__Task description__
Using the listing below, copy every line that mentions "债务谁来偿还".

(Dataset items)
* start *

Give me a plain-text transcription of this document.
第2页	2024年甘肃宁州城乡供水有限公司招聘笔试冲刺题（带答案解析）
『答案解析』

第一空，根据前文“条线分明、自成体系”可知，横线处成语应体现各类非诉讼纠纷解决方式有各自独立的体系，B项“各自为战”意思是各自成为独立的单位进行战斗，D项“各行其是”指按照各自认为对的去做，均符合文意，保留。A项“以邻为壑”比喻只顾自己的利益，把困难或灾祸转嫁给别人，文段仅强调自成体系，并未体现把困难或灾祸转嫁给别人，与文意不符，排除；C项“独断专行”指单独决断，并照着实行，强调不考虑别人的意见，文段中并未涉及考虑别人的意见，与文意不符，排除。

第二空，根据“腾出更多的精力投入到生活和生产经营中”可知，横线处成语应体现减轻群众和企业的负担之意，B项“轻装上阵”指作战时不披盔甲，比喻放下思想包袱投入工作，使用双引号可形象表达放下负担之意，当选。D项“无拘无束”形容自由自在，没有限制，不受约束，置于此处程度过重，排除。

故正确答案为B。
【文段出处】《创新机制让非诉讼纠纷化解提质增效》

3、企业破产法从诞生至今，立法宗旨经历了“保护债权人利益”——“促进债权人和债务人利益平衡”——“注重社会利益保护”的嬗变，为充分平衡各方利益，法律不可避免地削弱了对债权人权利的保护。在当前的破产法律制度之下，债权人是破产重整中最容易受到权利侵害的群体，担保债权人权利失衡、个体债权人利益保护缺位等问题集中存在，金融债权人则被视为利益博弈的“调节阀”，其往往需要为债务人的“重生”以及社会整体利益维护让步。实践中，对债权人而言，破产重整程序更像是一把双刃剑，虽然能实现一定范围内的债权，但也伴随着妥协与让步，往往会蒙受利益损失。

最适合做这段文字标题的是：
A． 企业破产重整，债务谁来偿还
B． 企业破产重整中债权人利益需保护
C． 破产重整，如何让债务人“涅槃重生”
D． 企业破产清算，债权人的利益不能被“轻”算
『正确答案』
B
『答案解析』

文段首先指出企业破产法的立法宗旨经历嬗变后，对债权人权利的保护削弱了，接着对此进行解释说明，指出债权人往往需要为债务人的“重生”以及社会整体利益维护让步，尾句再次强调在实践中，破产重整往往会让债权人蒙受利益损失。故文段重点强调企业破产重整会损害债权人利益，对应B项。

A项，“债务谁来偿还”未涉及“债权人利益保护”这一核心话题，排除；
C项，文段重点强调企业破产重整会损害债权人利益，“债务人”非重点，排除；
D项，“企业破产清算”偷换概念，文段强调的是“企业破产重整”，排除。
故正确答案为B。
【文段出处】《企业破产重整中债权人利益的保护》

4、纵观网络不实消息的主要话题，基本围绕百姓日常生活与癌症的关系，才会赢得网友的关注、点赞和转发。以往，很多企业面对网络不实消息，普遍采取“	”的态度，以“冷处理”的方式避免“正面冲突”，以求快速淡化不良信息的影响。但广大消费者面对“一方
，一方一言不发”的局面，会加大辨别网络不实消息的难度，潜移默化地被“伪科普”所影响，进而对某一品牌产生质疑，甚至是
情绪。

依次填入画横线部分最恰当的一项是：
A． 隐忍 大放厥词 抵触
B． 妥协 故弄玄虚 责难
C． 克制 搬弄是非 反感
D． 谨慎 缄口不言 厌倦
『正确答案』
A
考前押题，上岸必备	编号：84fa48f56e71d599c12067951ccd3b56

* end *

__Written solution__
A． 企业破产重整，债务谁来偿还
A项，“债务谁来偿还”未涉及“债权人利益保护”这一核心话题，排除；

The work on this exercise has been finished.